### QUOTED TEXT
**********

MUTANT MAYHEM. Mutant Girls Squad, a film about a teenager who discovers she has deadly mutant powers and joins a group of similar girls to seek revenge on the humans who have persecuted them, is screening Friday, February 25 as part of the Portland International Film Festival’s "PIFF After Dark" series. (Photo courtesy of the Northwest Film Center)

From The Asian Reporter, V21, #04 (February 21, 2011), page 15.

Gore-obsessed Japanese cult film directors create Mutant Girls Squad

Mutant Girls Squad

Directed by Tak Sakaguchi, Noboru Iguchi, and Yoshihiro Nishimura

Produced by Yoshinori Chiba, Kazuo Kato, Toshiki Kimura, and Gen Sato

Screening February 25 at Portland’s Cinema 21, 616 N.W. 21st Avenue

By Sarah Eadie

The Asian Reporter

Mutant Girls Squad is the self-indulgent vision of Tak Sakaguchi (Samurai Zombie), Noboru Iguchi (The Machine Girl), and Yoshihiro Nishimura (Tokyo Gore Police). The three directors met at the 2009 New York Asian Film Festival. Over drinks, they discovered a shared love for over-the-top bloodshed and mutated beauties. They decided on a plot and each began working on a third of the movie. When their work was brought together, Mutant Girls Squad was born.

The collaboration features Yumi Sugimoto as Rin, a typical teenage Japanese schoolgirl … or so it seems. Rin has loving parents at home, a cruel bully at school, and a pain in her arm that just will not quit.

After a day of merciless teasing and an ominous trip to the school nurse, Rin returns home to find her parents holding her birthday cake. As they celebrate her 16th birthday, her father unbuttons his shirt to reveal a set of revolting growths sticking out from his body — he is a mutant. Rin recoils in horror, but her father’s explanation is cut short by a hail of bullets shot from the nose guns of government soldiers.

Seeing her father and mother killed triggers a primal rage in Rin. Her sore arm transforms into a dangerous looking claw. The government soldiers try in vain to wound her, but Rin leaps about with superhuman strength and manages to escape.

**********

Carry the Mutant Girls Squad review forward from its last sentence. The lines that come next are not needed for this.

**********

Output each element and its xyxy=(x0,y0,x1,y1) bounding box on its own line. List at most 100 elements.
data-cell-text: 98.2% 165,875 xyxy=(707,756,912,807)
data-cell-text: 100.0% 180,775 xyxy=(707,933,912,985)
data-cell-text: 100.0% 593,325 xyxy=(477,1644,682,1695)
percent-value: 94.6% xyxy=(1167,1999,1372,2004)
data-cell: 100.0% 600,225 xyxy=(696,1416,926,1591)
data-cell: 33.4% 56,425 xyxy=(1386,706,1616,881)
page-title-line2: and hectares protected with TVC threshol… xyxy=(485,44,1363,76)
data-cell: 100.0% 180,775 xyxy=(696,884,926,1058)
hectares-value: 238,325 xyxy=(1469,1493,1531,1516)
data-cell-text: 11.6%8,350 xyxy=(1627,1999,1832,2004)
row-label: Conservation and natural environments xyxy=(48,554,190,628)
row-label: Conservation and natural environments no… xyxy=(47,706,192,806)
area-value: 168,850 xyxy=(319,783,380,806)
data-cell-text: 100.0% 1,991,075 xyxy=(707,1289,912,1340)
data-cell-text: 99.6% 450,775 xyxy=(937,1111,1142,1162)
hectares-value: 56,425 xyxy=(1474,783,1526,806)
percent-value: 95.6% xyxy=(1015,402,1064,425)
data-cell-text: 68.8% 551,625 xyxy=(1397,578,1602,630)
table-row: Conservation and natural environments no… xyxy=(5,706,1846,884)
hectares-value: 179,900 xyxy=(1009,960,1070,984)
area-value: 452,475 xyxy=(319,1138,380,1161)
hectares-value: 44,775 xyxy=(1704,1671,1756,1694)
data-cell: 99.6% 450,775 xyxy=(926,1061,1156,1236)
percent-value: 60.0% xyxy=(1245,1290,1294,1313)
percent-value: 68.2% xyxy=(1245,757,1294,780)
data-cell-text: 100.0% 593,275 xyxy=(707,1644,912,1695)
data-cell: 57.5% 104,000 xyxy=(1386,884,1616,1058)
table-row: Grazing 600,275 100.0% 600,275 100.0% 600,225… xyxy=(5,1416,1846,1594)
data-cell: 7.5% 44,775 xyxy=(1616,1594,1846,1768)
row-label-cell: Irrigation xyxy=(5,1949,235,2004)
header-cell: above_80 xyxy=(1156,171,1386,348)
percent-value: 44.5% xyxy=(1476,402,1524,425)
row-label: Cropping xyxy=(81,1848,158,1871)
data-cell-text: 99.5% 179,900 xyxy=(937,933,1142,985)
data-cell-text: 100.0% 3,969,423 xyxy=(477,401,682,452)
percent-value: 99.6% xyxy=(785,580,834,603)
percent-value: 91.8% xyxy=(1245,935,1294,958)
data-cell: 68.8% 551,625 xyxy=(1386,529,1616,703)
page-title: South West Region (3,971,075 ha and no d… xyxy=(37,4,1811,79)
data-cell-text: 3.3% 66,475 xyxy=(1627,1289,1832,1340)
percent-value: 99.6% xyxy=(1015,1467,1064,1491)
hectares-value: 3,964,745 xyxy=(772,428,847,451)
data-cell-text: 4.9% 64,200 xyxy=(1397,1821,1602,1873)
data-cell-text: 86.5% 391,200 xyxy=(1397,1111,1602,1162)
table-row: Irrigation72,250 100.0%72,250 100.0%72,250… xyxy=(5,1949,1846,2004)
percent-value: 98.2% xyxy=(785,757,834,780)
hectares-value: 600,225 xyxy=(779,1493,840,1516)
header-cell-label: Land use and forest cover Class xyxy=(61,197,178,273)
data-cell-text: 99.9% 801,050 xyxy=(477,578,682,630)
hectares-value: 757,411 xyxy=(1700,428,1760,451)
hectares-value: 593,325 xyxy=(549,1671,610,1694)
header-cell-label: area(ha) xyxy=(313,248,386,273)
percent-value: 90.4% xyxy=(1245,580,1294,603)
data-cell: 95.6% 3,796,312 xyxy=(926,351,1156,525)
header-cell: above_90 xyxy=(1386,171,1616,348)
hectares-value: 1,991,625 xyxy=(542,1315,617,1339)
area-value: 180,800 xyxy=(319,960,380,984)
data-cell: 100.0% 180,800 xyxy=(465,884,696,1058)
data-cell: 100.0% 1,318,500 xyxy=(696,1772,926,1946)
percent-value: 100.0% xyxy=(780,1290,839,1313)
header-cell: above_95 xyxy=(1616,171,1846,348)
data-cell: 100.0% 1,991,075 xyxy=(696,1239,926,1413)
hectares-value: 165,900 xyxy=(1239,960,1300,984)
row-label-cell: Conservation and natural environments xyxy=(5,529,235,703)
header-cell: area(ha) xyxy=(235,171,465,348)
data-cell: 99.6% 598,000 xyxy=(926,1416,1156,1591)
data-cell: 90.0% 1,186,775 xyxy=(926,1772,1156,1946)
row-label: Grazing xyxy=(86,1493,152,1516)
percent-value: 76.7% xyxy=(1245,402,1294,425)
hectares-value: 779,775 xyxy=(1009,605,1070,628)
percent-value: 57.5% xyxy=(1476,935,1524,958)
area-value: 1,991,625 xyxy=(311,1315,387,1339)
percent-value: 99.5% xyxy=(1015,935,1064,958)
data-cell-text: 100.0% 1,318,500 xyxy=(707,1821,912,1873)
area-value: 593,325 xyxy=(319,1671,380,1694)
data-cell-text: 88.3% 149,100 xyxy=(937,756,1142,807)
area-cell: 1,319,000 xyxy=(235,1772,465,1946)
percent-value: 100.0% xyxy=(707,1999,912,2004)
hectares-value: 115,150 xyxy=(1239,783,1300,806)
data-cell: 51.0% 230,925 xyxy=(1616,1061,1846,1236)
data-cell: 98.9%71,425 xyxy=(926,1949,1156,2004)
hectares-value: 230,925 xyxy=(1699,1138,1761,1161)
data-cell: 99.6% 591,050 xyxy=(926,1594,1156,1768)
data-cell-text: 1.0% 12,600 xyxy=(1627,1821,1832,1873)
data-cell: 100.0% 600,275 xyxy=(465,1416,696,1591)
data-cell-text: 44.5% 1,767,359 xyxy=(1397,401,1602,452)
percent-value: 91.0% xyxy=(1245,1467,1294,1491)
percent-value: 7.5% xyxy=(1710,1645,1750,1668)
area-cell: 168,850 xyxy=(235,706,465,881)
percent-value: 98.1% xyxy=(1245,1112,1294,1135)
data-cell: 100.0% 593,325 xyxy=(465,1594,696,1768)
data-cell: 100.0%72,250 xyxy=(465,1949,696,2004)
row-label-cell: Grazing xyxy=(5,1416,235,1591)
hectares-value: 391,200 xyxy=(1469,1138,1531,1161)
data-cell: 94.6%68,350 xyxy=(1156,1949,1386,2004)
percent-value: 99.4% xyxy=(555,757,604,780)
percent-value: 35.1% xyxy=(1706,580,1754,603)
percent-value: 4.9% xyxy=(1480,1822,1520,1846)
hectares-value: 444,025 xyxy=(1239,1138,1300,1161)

**********

### EXERCISE RESULT
Rin’s subsequent stop at a local mall sets the tone for the rest of the film. Her grief over the loss of her parents fuels a treacherous rage. Scenes of graphic violence flood the screen in a torrential bloodbath. Unlike American horror flicks Saw and Hostel, the gore in Mutant Girls Squad has a playful quality to it. Sakaguchi, Iguchi, and Nishimura use violence to entertain the audience, not torture it.

Rin joins a group of fellow mutants led by androgynous Kisaragi (played by director Sakaguchi himself), who is hellbent on destroying the human race and trains the girl mutants to be killing machines. One by one they embark on kamikaze missions. Rin recognizes Kisaragi’s abuse of power and influence. She convinces her adorable, tentacled friend Yoshie (Suzuka Morita) and her world-weary fighting instructor Rei (Yuko Takayama) to join forces and fight against Kisaragi.

The movie goes back and forth between parodying and paying homage to Japanese culture, American culture, and the slasher genre. One villain is a dead ringer for a demented Astro Boy, Kisaragi’s character bears more than a passing resemblance to the late Michael Jackson, and a particularly gory kill references Ruggero Deodato’s 1980 horror film Cannibal Holocaust.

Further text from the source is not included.